DATASET RECORDS
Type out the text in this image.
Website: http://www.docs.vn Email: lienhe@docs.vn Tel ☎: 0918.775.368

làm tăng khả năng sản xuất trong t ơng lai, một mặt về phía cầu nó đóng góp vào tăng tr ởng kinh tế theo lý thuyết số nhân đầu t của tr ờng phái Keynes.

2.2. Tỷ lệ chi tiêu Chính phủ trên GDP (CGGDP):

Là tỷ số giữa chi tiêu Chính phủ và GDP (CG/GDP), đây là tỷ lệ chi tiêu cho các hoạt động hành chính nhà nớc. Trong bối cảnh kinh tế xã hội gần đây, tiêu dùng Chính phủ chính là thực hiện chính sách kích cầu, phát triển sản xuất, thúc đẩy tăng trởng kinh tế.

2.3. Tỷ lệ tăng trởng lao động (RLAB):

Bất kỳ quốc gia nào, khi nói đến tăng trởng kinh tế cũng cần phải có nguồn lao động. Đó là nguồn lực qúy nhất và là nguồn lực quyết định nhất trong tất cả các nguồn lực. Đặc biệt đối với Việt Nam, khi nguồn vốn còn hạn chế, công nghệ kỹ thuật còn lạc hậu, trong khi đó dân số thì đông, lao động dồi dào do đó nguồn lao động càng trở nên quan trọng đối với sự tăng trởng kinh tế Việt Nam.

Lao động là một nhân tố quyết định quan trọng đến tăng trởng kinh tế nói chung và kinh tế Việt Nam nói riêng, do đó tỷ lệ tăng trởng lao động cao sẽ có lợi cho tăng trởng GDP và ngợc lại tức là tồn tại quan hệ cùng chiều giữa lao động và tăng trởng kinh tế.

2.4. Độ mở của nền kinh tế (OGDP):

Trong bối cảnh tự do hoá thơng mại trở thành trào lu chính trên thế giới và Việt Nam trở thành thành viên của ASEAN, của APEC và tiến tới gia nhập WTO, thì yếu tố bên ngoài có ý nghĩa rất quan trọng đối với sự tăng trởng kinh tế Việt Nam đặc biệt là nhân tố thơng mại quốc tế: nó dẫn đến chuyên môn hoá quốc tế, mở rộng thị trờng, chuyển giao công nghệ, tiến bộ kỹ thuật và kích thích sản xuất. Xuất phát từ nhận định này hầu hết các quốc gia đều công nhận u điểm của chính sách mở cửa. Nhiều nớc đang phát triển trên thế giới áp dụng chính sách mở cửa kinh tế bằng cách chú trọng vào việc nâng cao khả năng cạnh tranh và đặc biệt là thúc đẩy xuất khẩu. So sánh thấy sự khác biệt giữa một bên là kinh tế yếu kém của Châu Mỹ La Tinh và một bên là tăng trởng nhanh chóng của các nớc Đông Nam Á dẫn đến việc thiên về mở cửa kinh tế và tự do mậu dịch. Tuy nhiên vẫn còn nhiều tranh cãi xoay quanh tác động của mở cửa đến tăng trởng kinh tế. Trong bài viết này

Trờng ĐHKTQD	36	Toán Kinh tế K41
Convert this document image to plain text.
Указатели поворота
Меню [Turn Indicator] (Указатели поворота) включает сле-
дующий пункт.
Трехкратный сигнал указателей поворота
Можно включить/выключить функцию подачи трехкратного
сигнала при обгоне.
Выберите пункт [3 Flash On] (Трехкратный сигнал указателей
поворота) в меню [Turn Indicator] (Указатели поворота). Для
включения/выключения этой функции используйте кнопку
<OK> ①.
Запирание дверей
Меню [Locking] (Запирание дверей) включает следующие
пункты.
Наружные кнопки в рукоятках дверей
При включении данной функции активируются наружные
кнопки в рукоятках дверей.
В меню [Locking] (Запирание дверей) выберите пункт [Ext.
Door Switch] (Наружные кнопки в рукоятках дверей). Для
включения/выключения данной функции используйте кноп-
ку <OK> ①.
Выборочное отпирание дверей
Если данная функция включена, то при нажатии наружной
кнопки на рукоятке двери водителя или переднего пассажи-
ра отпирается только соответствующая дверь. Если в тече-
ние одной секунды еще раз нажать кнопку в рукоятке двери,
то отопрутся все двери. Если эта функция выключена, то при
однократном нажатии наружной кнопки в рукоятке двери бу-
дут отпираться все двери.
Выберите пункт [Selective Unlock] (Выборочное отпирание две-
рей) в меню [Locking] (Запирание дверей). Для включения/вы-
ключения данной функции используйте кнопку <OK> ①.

WRITTEN PROBLEM
In the listing, how many lines hold "trên"? Answer with a bare number.

EXERCISE OUTPUT
2